▶ _PROBLEM DETAILS_:
Collect each line of the records containing the string "Globale".

▶ _ENTRIES SUPPLIED_:
>>>>

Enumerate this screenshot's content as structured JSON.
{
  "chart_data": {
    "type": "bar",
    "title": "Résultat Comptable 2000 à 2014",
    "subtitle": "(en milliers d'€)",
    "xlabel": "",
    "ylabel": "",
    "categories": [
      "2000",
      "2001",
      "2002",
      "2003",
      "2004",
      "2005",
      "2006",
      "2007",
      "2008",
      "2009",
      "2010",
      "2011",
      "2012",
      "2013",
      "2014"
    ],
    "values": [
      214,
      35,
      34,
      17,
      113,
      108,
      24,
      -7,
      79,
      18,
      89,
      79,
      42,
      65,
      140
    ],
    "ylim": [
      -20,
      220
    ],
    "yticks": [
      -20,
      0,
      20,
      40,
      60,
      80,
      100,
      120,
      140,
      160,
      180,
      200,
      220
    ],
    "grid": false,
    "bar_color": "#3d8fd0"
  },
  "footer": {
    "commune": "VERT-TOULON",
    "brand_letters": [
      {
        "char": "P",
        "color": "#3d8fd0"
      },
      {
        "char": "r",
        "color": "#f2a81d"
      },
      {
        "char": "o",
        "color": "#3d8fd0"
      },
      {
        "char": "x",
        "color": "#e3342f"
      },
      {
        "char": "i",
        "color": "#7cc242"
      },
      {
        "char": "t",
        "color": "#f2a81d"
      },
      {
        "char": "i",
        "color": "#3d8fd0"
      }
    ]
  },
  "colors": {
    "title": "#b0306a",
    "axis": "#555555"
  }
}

<<<<
>>>>

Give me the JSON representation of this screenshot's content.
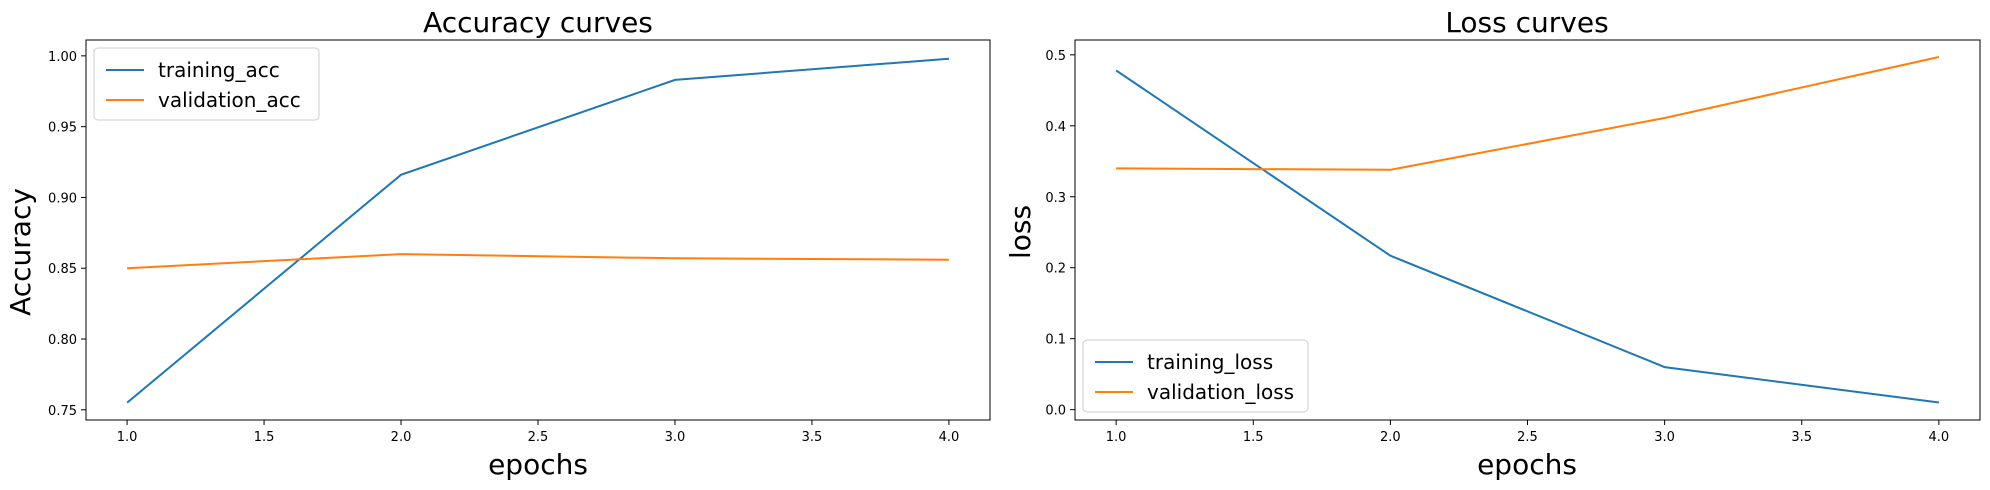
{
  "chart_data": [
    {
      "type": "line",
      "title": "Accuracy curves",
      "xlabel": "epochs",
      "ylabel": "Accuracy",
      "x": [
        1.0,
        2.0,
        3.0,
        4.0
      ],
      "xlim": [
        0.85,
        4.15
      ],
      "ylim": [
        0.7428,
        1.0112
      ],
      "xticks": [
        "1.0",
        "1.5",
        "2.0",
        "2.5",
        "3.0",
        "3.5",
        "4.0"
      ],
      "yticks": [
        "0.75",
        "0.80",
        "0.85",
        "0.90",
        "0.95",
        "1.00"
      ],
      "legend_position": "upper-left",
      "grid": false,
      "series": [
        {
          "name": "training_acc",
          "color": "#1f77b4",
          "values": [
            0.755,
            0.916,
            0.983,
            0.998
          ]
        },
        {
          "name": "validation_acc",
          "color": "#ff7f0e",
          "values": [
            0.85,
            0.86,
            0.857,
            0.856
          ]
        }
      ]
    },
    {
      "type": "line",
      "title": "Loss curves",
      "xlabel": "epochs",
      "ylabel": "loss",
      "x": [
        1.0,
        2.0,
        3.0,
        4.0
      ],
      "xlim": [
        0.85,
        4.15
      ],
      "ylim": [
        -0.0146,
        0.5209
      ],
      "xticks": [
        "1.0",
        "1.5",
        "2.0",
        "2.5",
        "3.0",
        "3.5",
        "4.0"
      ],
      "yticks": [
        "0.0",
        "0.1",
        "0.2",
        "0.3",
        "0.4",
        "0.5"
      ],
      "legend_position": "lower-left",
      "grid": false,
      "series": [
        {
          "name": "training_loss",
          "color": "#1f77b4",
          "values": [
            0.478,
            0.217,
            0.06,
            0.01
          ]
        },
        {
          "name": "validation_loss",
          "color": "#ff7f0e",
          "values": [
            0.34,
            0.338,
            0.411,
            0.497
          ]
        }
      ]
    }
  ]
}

<<<<
>>>>

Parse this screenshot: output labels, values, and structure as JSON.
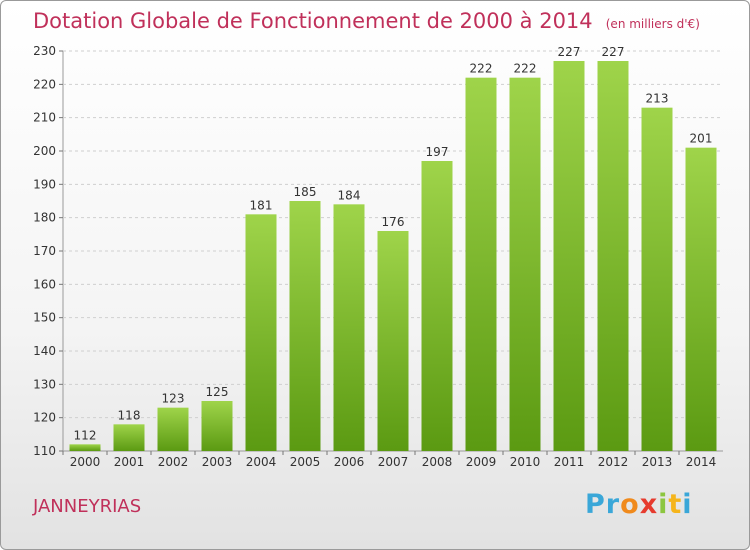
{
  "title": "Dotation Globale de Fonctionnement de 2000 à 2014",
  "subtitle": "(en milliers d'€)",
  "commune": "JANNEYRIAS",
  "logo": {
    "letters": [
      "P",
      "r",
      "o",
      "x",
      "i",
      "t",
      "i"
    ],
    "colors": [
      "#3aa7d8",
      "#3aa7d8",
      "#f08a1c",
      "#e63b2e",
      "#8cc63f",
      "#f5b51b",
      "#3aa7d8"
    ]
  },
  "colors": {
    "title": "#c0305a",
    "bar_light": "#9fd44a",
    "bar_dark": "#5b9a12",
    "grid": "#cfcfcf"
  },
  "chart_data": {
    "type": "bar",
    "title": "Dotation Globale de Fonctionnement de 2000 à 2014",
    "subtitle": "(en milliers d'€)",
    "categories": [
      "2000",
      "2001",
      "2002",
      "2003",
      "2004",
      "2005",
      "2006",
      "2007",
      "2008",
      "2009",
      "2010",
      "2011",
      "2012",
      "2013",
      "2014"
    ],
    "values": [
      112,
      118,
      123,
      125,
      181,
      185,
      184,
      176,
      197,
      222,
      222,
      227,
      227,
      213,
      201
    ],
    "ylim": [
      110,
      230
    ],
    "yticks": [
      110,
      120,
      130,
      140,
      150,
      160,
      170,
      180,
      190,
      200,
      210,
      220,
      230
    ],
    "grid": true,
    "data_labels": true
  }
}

<<<<

▶ _SOLUTION FOR THIS EXERCISE_:
  "title": "Dotation Globale de Fonctionnement de 2000 à 2014",
    "title": "Dotation Globale de Fonctionnement de 2000 à 2014",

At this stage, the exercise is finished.